Records provided:

>> start

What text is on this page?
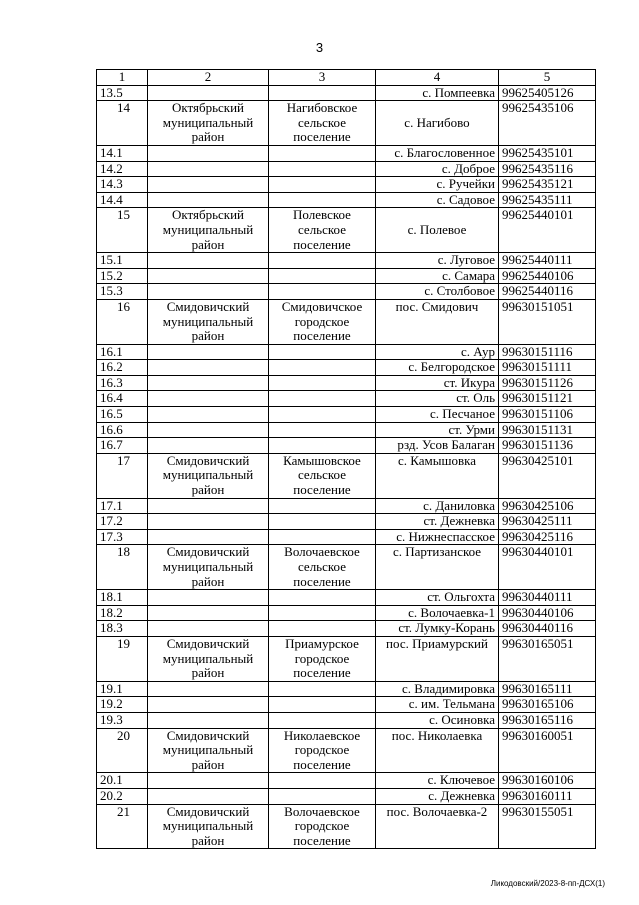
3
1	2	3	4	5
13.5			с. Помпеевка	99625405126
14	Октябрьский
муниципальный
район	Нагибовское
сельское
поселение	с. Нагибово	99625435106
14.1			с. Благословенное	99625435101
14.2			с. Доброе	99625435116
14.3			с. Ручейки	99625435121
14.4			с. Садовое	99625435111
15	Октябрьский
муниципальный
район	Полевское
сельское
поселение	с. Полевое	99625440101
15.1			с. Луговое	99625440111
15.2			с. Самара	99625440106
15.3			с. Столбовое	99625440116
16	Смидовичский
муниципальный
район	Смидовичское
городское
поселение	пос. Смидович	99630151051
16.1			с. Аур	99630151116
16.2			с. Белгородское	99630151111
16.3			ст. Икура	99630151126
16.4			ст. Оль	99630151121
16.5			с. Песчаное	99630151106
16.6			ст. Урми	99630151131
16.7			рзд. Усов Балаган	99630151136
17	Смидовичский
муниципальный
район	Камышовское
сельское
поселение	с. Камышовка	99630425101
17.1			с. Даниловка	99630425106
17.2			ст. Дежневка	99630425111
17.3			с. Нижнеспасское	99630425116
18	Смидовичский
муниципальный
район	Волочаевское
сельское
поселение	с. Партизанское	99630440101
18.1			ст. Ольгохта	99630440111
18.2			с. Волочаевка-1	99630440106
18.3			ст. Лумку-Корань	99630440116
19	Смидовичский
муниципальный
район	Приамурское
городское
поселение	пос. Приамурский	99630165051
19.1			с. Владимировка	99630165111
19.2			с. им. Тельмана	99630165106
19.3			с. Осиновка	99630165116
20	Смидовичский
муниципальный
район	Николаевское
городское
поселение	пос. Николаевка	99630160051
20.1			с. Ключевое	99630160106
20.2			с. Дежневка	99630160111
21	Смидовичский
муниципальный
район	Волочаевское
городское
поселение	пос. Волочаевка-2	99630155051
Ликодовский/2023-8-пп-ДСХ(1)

>> end
>> start

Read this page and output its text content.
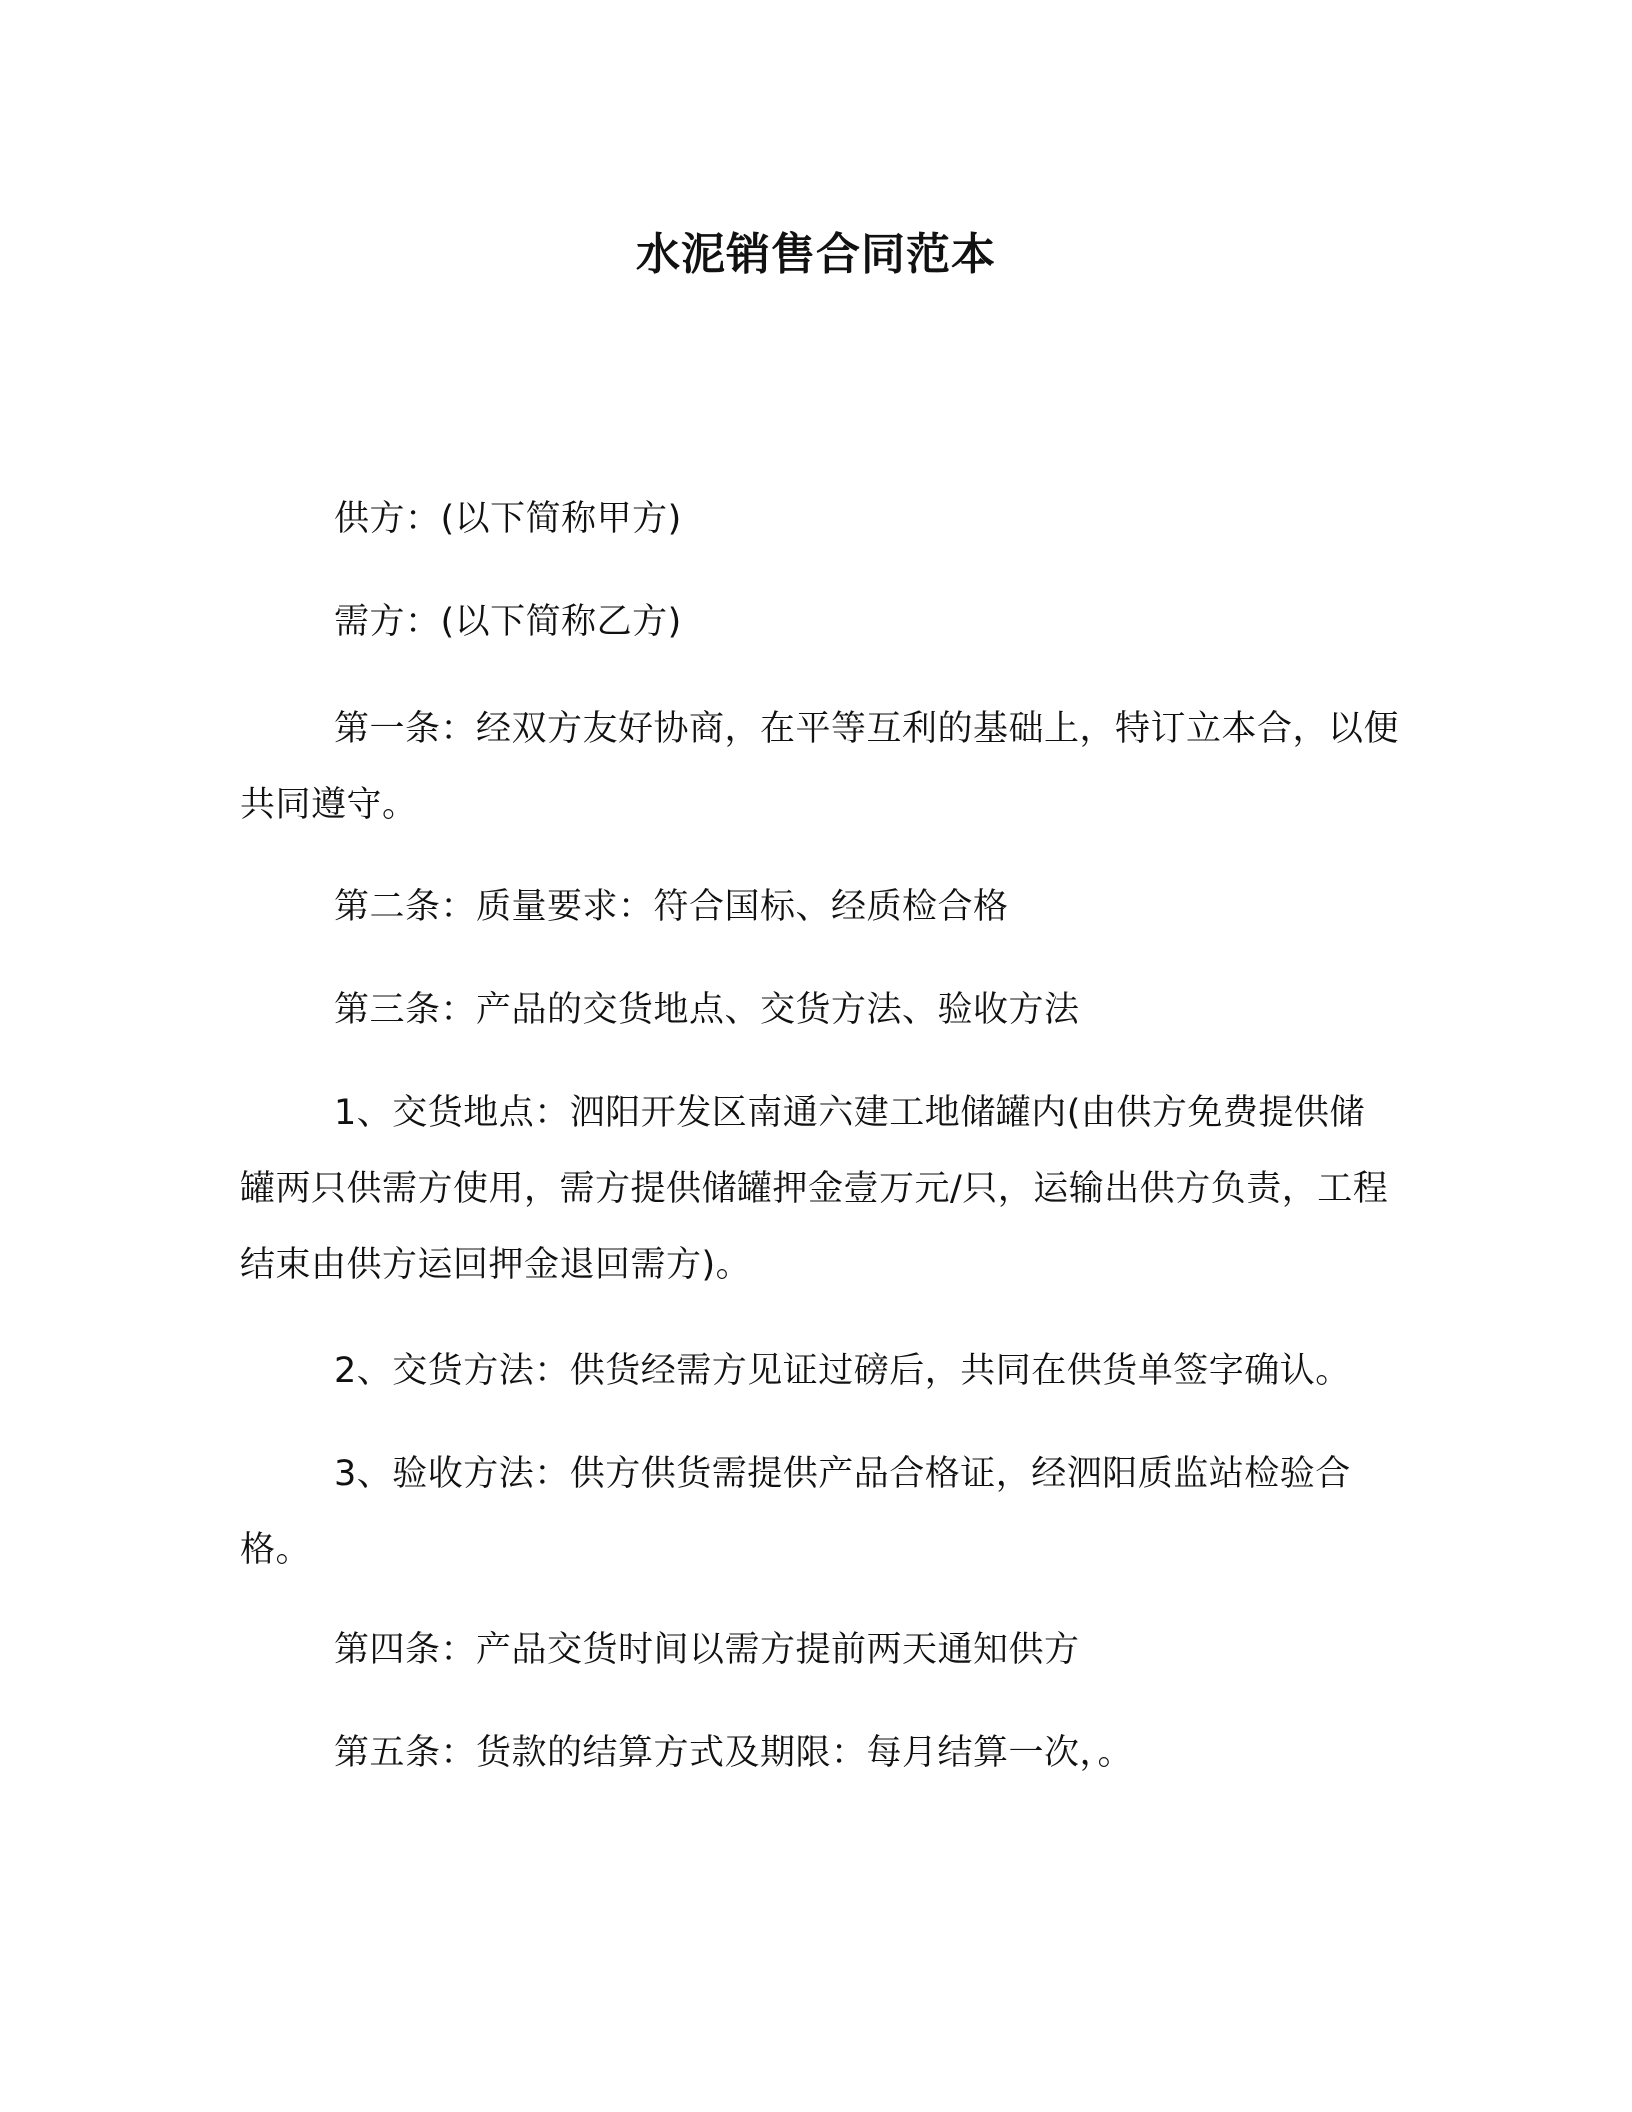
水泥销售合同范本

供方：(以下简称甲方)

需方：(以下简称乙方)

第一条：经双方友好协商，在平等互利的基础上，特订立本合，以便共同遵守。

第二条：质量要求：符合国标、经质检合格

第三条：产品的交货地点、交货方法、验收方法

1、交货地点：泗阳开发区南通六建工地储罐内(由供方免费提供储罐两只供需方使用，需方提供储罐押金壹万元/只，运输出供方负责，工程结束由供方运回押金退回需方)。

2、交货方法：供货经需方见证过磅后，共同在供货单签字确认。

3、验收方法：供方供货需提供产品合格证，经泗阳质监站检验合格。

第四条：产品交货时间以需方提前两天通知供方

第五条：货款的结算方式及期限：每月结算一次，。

>> end
>> start

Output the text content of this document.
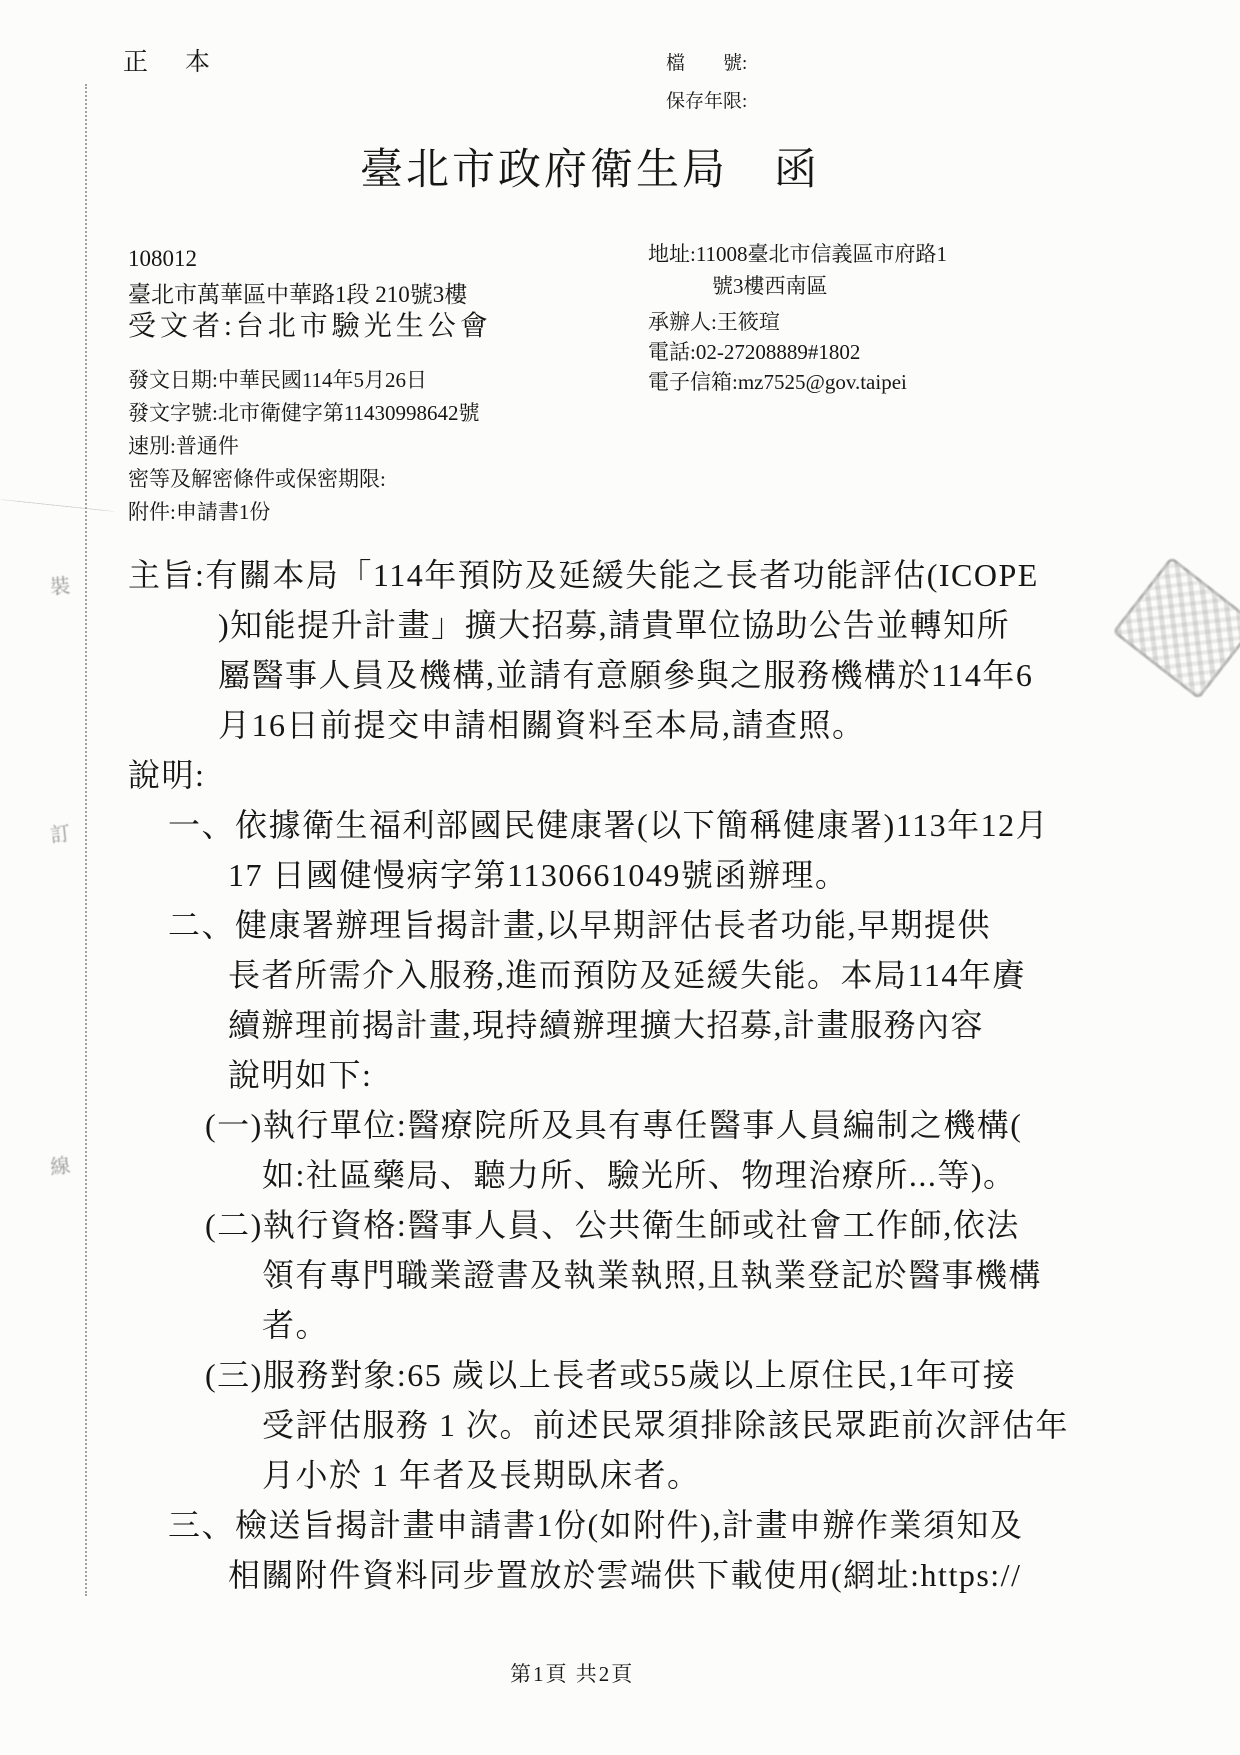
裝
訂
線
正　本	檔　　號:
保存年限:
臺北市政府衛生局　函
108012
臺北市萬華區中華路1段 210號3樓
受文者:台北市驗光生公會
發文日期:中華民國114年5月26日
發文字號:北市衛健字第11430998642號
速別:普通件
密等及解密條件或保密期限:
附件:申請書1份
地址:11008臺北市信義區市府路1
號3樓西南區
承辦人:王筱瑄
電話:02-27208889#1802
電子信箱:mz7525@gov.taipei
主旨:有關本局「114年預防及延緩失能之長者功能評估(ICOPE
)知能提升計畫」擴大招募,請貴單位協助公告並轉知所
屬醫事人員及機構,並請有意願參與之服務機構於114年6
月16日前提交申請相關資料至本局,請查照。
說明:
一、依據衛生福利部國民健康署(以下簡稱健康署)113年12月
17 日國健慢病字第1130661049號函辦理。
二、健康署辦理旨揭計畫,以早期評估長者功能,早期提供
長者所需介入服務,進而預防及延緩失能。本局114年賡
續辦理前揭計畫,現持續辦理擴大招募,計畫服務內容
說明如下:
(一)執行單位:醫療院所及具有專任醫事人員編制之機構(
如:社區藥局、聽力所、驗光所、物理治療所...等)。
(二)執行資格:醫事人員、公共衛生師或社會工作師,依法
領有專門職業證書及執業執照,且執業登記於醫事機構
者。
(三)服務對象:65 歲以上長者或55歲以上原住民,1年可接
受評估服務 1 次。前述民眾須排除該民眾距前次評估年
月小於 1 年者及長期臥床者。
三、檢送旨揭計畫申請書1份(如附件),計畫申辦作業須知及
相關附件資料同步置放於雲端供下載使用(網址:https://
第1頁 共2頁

>> end

Set problem:
Spot every line that holds "Волочаевка" and copy it.

Final result:
18.2			с. Волочаевка-1	99630440106
поселение	пос. Волочаевка-2	99630155051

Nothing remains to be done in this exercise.